Exercise requirements:
Take each line containing "title" and report it exactly as written.

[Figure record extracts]
● ● ● ●

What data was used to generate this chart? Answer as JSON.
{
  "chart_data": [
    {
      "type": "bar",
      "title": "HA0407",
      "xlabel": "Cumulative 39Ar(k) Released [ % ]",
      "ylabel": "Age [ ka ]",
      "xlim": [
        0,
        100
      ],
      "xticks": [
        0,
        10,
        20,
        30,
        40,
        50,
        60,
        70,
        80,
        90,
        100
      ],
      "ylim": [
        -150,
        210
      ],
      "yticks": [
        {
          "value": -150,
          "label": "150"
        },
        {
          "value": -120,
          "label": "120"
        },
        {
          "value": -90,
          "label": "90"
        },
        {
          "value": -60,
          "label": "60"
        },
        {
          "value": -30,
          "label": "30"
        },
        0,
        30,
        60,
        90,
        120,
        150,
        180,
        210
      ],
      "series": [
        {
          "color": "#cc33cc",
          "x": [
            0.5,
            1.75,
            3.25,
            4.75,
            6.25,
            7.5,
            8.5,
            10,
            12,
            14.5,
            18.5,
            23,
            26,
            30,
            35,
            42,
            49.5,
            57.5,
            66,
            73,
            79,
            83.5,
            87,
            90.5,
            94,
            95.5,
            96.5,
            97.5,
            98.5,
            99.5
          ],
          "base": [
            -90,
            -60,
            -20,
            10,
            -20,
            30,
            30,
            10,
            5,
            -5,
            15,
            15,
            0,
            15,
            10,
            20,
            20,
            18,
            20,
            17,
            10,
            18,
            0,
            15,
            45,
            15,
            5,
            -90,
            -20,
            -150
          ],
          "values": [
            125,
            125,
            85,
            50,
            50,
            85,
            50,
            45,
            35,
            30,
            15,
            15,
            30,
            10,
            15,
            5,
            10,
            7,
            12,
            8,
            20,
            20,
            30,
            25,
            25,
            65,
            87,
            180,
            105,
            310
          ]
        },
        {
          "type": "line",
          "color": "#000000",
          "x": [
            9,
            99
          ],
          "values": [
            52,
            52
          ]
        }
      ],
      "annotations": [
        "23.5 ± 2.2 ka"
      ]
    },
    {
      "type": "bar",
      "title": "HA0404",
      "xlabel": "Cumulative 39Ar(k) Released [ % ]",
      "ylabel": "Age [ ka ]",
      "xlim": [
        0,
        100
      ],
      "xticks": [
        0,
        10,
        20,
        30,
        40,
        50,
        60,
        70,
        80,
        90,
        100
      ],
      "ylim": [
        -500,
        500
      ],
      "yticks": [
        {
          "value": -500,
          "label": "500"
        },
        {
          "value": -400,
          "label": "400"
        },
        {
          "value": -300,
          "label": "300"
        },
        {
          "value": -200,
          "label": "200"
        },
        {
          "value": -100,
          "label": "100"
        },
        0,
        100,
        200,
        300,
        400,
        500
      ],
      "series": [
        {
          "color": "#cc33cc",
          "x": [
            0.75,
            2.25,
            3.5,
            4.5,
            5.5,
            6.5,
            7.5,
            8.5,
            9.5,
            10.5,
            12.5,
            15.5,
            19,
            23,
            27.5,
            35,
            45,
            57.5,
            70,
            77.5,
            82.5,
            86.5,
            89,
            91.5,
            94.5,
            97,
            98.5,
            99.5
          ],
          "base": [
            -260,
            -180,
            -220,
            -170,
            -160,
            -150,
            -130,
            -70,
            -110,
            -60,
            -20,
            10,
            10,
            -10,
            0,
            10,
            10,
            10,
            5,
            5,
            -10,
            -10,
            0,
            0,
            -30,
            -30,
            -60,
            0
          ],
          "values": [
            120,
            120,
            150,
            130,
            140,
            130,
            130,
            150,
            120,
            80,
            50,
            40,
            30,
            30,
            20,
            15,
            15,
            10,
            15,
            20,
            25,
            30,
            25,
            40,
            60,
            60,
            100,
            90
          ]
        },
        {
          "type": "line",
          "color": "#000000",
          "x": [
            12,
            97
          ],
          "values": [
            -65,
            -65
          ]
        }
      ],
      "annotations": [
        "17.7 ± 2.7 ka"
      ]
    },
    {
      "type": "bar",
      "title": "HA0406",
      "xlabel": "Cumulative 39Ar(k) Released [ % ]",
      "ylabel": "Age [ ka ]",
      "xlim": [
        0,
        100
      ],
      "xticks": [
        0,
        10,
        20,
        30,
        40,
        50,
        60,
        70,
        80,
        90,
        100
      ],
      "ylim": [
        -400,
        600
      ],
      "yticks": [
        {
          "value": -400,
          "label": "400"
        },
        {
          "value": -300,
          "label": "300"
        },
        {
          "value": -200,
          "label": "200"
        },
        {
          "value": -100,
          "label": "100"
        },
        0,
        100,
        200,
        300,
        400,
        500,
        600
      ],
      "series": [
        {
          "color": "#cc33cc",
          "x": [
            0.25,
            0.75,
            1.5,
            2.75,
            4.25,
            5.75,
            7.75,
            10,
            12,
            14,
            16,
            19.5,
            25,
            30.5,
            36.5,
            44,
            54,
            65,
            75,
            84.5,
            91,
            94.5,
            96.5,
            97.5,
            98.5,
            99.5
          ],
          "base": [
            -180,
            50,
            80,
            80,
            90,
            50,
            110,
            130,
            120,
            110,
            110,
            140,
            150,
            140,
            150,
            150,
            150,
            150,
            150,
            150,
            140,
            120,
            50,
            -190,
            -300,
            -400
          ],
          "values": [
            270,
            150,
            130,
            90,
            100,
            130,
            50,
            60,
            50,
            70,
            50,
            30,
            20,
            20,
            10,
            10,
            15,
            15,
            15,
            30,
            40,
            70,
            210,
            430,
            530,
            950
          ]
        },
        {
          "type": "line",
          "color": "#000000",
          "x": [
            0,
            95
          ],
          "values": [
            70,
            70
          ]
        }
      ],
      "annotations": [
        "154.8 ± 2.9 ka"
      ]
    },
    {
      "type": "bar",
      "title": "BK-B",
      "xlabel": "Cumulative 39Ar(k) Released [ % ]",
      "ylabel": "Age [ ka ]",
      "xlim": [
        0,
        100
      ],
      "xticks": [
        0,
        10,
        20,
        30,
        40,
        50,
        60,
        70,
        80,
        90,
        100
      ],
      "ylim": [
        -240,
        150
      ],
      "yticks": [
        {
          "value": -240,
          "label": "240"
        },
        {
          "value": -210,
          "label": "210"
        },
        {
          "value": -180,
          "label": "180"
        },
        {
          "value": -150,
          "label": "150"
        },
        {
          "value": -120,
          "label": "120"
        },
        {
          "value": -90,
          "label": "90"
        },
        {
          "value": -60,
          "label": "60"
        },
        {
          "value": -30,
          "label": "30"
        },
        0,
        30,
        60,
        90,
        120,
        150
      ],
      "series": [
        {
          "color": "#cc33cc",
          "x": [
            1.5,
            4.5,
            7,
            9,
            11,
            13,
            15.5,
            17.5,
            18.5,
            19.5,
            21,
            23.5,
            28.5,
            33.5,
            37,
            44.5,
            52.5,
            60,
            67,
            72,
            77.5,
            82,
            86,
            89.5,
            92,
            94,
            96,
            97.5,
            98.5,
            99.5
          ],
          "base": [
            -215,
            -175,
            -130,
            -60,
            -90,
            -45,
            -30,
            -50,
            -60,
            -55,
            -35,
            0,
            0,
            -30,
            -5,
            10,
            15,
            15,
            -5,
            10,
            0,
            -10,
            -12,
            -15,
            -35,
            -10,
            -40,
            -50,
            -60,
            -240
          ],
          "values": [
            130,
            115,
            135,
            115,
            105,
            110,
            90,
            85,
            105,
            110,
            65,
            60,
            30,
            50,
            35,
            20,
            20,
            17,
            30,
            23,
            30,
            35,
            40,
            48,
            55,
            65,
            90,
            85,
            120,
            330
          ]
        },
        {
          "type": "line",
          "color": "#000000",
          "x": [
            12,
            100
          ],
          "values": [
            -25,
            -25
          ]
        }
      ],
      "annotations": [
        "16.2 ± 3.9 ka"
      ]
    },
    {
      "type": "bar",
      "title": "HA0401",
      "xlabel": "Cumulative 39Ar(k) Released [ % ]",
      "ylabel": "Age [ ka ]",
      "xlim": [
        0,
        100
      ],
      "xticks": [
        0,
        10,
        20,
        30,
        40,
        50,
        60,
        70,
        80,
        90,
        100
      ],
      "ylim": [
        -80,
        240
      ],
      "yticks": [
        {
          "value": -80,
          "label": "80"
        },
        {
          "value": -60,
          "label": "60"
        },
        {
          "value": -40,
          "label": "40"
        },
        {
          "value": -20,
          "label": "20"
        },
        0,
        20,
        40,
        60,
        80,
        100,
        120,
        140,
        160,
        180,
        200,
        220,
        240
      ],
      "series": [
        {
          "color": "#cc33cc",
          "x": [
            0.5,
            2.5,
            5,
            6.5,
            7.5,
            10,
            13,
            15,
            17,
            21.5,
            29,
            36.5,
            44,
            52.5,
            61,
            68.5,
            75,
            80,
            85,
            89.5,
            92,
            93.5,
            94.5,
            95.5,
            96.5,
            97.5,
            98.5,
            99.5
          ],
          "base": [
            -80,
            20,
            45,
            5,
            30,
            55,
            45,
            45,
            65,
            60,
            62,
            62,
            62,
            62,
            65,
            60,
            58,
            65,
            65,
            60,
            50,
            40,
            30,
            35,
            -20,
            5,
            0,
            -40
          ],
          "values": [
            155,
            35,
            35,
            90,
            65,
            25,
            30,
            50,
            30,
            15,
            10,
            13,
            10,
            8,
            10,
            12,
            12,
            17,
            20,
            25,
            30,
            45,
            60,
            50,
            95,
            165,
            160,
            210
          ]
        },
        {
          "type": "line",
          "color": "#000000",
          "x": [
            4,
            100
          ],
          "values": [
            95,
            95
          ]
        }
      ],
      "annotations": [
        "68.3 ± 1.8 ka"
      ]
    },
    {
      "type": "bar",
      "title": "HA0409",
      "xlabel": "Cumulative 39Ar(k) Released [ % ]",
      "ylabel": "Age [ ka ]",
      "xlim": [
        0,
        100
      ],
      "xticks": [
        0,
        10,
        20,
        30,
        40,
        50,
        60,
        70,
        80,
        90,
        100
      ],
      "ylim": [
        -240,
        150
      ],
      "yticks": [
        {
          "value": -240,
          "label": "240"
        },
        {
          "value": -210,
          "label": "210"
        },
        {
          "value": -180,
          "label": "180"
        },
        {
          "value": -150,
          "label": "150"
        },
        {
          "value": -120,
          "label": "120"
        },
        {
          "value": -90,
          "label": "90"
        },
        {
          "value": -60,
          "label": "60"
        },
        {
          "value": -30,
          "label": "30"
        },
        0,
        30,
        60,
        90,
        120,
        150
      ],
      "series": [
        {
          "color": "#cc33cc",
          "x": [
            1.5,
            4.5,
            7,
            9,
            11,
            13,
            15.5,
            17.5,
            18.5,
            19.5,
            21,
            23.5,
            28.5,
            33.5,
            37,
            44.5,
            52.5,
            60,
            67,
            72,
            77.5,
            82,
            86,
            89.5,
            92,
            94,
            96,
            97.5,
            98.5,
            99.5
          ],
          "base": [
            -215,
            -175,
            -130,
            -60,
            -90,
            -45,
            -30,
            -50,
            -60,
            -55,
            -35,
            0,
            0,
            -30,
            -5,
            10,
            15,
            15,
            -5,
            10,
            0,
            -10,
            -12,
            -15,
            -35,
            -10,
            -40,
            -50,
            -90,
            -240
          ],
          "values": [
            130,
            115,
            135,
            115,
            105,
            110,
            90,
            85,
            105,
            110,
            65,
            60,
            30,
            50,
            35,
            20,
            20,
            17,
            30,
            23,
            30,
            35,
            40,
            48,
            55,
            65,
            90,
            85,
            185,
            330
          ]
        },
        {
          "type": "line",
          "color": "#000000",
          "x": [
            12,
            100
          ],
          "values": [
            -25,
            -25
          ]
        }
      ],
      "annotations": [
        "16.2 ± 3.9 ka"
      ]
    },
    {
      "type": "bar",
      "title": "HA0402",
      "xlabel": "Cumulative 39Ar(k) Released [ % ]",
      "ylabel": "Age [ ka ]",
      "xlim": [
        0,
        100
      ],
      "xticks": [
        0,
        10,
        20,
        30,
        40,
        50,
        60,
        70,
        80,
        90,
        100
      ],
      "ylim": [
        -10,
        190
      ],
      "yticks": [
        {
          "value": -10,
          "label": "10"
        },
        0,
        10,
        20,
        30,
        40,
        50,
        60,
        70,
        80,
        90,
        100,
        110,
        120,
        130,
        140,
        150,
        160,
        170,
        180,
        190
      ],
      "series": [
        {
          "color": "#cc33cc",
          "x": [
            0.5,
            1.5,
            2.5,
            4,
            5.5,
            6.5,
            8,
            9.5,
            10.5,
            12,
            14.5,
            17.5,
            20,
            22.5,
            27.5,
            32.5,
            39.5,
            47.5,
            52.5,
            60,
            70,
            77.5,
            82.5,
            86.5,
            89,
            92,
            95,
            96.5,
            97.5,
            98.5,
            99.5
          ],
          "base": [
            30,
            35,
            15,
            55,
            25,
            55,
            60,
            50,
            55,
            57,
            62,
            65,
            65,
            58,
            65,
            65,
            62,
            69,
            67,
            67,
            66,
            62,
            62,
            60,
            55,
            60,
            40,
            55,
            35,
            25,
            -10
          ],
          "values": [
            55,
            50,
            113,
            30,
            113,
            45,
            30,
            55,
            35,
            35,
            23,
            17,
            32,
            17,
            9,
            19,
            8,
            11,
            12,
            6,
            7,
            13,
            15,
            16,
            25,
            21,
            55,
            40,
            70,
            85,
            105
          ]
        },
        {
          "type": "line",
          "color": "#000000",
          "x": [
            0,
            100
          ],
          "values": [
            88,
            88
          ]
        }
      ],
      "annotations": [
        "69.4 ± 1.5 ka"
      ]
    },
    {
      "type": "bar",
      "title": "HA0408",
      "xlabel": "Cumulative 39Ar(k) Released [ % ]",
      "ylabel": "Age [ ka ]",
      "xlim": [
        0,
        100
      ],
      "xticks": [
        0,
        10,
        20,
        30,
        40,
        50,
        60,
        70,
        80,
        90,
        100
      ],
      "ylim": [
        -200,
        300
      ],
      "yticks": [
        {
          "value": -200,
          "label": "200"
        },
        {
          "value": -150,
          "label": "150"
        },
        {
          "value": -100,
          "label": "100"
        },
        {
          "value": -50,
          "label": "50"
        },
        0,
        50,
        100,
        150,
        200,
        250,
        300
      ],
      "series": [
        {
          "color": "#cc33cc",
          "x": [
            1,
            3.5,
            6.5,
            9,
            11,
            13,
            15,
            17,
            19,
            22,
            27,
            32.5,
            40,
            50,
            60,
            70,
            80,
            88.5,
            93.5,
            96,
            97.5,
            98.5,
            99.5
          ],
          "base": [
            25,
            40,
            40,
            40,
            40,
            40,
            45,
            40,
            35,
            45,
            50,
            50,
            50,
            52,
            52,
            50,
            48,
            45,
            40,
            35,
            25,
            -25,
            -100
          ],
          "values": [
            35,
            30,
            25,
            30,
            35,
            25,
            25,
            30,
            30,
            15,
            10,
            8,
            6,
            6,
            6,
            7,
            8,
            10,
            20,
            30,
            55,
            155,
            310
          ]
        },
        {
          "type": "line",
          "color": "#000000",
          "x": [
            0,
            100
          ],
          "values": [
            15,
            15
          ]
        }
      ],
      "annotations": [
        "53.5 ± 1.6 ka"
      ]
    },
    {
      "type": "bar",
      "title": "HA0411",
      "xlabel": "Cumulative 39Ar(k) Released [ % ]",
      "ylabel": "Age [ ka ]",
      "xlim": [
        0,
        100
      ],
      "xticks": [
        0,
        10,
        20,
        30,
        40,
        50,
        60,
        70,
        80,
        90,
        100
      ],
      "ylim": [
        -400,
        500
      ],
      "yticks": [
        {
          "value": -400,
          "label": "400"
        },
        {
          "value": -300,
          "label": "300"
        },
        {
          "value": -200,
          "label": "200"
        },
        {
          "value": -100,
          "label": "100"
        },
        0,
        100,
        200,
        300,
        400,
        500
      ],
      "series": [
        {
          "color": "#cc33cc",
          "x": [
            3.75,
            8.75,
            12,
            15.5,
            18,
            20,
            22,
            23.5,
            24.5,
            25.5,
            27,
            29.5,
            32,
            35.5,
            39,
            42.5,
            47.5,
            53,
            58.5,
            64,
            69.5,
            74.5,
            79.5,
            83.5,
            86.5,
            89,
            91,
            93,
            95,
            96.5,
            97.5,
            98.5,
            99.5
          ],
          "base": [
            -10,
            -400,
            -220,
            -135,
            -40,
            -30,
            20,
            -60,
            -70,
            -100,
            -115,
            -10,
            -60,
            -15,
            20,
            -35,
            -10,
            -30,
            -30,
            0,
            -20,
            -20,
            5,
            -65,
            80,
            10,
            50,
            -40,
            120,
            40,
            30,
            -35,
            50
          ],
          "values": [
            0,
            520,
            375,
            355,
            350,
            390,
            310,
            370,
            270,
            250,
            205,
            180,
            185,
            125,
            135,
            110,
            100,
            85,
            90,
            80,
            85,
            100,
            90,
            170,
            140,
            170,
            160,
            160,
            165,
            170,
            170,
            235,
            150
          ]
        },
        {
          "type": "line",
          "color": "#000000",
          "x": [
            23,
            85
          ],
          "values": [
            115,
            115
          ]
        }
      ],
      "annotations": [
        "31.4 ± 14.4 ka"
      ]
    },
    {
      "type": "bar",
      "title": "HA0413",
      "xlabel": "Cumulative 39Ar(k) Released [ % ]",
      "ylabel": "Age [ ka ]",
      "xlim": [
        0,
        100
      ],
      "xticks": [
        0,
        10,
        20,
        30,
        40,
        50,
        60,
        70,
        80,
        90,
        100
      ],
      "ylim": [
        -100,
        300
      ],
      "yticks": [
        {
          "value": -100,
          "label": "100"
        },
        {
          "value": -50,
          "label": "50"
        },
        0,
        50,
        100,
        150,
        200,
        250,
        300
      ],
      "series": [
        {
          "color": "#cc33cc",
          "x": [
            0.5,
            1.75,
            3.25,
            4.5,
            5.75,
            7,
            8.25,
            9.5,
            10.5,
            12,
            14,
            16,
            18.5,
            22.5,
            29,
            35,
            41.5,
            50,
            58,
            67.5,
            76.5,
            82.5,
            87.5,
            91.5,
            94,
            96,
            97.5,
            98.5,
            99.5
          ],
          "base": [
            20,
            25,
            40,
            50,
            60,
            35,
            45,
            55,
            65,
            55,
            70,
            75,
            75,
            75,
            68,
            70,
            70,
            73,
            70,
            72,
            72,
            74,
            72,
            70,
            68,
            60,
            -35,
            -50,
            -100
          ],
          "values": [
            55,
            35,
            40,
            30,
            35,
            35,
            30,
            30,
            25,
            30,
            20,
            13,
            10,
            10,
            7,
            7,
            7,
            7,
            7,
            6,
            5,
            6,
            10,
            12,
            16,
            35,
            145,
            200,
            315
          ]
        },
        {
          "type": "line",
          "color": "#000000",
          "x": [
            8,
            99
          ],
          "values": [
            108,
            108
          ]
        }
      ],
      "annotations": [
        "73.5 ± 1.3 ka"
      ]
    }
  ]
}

● ● ● ●

Answer to this exercise:
      "title": "HA0407",
      "title": "HA0404",
      "title": "HA0406",
      "title": "BK-B",
      "title": "HA0401",
      "title": "HA0409",
      "title": "HA0402",
      "title": "HA0408",
      "title": "HA0411",
      "title": "HA0413",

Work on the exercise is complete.